## INSTRUCTIONS FOR THE TASK
Exclude all pictures, then copy each of the records exactly as written.
--- START PROVIDED ENTRIES ---
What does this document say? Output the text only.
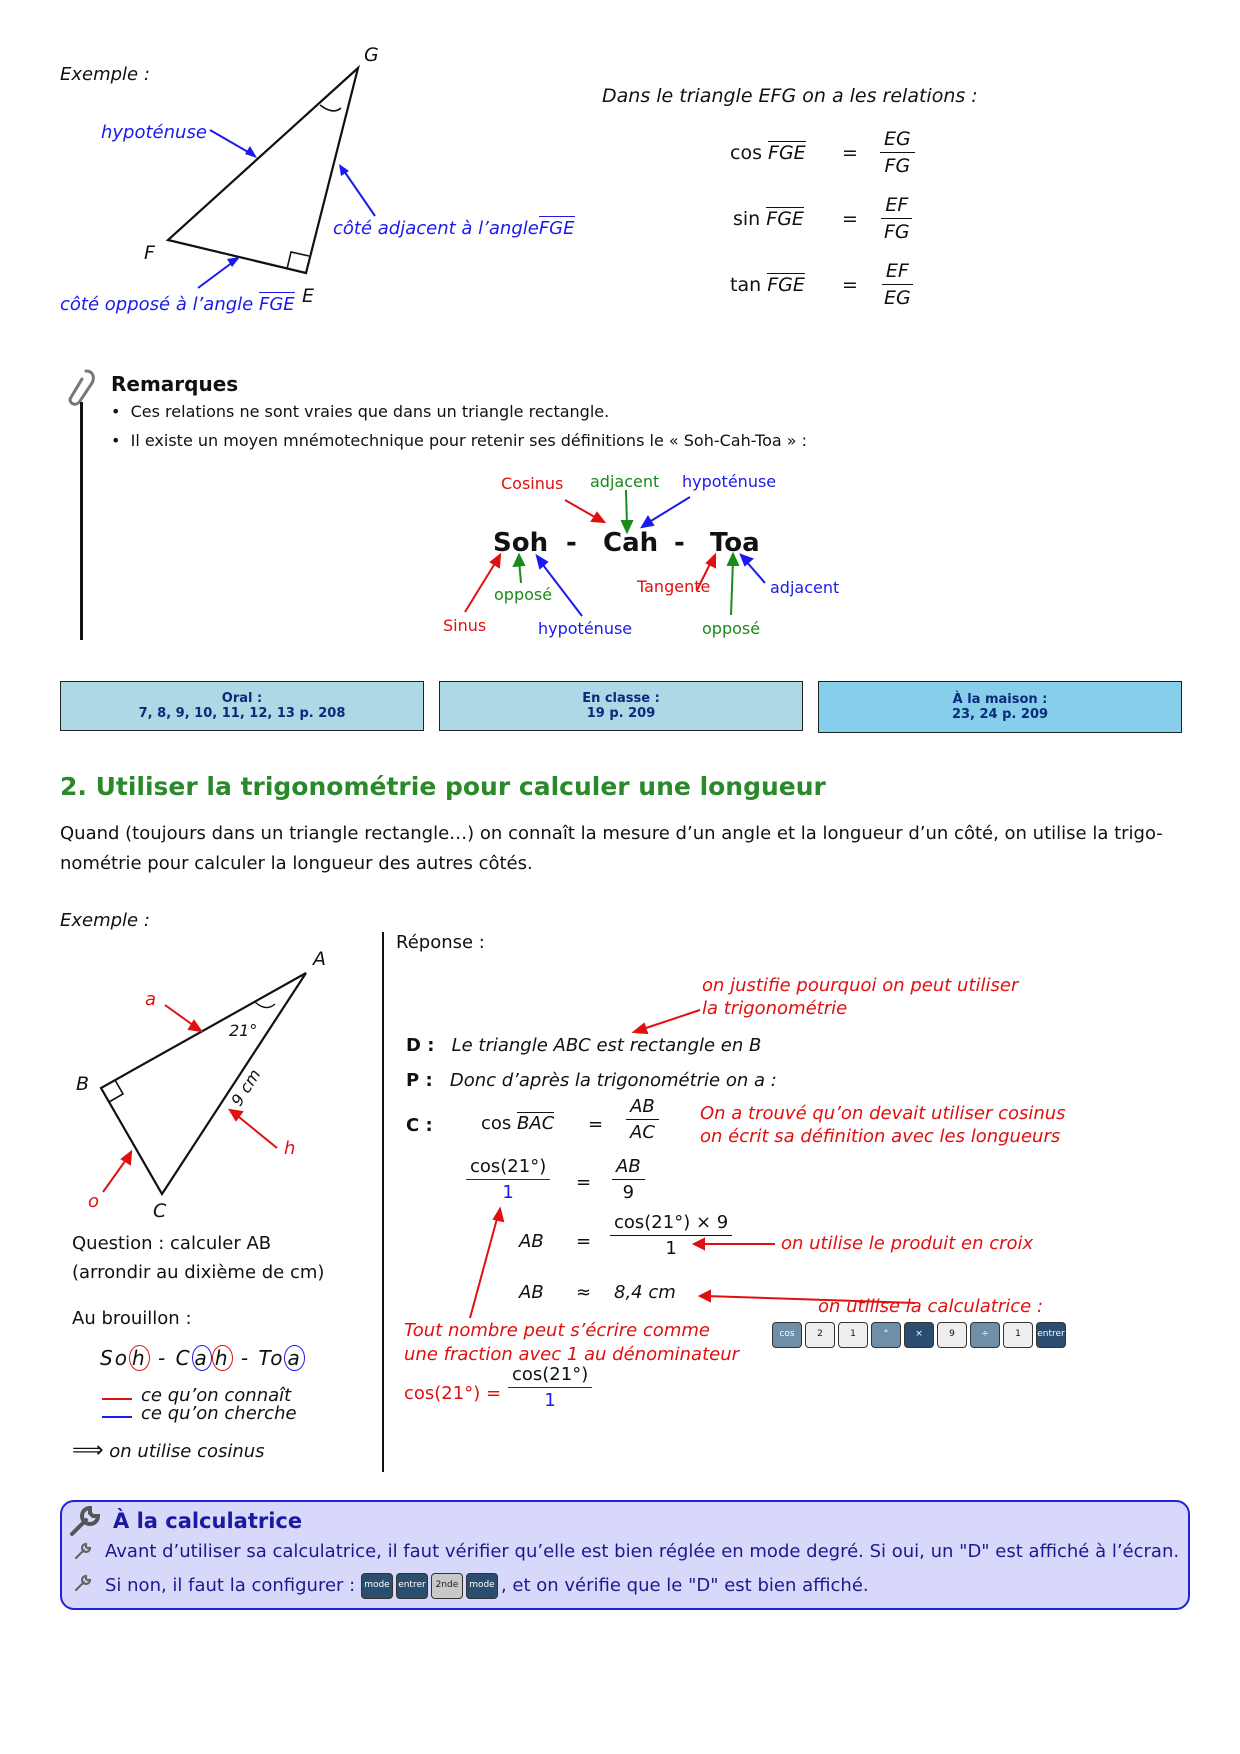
Exemple :
G
F
E
hypoténuse
côté adjacent à l’angleFGE
côté opposé à l’angle FGE
Dans le triangle EFG on a les relations :
cos FGE	=	$\frac{EG}{FG}$
sin FGE	=	$\frac{EF}{FG}$
tan FGE	=	$\frac{EF}{EG}$
Remarques
•  Ces relations ne sont vraies que dans un triangle rectangle.
•  Il existe un moyen mnémotechnique pour retenir ses définitions le « Soh-Cah-Toa » :
Soh - Cah - Toa
Cosinus adjacent hypoténuse
opposé
Sinus	hypoténuse
Tangente	adjacent
opposé
Oral :
7, 8, 9, 10, 11, 12, 13 p. 208
En classe :
19 p. 209
À la maison :
23, 24 p. 209
2. Utiliser la trigonométrie pour calculer une longueur
Quand (toujours dans un triangle rectangle…) on connaît la mesure d’un angle et la longueur d’un côté, on utilise la trigo-
nométrie pour calculer la longueur des autres côtés.
Exemple :
A
B
C
21°
9 cm
a
h
o
Question : calculer AB
(arrondir au dixième de cm)
Au brouillon :
So h - C a h - To a
ce qu’on connaît
ce qu’on cherche
⟹ on utilise cosinus
Réponse :
on justifie pourquoi on peut utiliser
la trigonométrie
D : Le triangle ABC est rectangle en B
P : Donc d’après la trigonométrie on a :
C :	cos BAC = $\frac{AB}{AC}$ On a trouvé qu’on devait utiliser cosinus
on écrit sa définition avec les longueurs
$\frac{\cos(21^\circ)}{1} = \frac{AB}{9}$
AB = $\frac{\cos(21^\circ) \times 9}{1}$	on utilise le produit en croix
AB ≈ 8,4 cm
on utilise la calculatrice :
cos	2	1	°	×	9	÷	1 entrer
Tout nombre peut s’écrire comme
une fraction avec 1 au dénominateur
$\cos(21^\circ) = \frac{\cos(21^\circ)}{1}$
À la calculatrice
Avant d’utiliser sa calculatrice, il faut vérifier qu’elle est bien réglée en mode degré. Si oui, un "D" est affiché à l’écran.
Si non, il faut la configurer : mode entrer 2nde mode , et on vérifie que le "D" est bien affiché.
--- END PROVIDED ENTRIES ---
## EXERCISE ANSWER
What does this document say? Output the text only.
Exemple :
G
F
E
hypoténuse
côté adjacent à l’angleFGE
côté opposé à l’angle FGE
Dans le triangle EFG on a les relations :
cos FGE	=	$\frac{EG}{FG}$
sin FGE	=	$\frac{EF}{FG}$
tan FGE	=	$\frac{EF}{EG}$
Remarques
•  Ces relations ne sont vraies que dans un triangle rectangle.
•  Il existe un moyen mnémotechnique pour retenir ses définitions le « Soh-Cah-Toa » :
Soh - Cah - Toa
Cosinus adjacent hypoténuse
opposé
Sinus	hypoténuse
Tangente	adjacent
opposé
Oral :
7, 8, 9, 10, 11, 12, 13 p. 208
En classe :
19 p. 209
À la maison :
23, 24 p. 209
2. Utiliser la trigonométrie pour calculer une longueur
Quand (toujours dans un triangle rectangle…) on connaît la mesure d’un angle et la longueur d’un côté, on utilise la trigo-
nométrie pour calculer la longueur des autres côtés.
Exemple :
A
B
C
21°
9 cm
a
h
o
Question : calculer AB
(arrondir au dixième de cm)
Au brouillon :
So h - C a h - To a
ce qu’on connaît
ce qu’on cherche
⟹ on utilise cosinus
Réponse :
on justifie pourquoi on peut utiliser
la trigonométrie
D : Le triangle ABC est rectangle en B
P : Donc d’après la trigonométrie on a :
C :	cos BAC = $\frac{AB}{AC}$ On a trouvé qu’on devait utiliser cosinus
on écrit sa définition avec les longueurs
$\frac{\cos(21^\circ)}{1} = \frac{AB}{9}$
AB = $\frac{\cos(21^\circ) \times 9}{1}$	on utilise le produit en croix
AB ≈ 8,4 cm
on utilise la calculatrice :
cos	2	1	°	×	9	÷	1 entrer
Tout nombre peut s’écrire comme
une fraction avec 1 au dénominateur
$\cos(21^\circ) = \frac{\cos(21^\circ)}{1}$
À la calculatrice
Avant d’utiliser sa calculatrice, il faut vérifier qu’elle est bien réglée en mode degré. Si oui, un "D" est affiché à l’écran.
Si non, il faut la configurer : mode entrer 2nde mode , et on vérifie que le "D" est bien affiché.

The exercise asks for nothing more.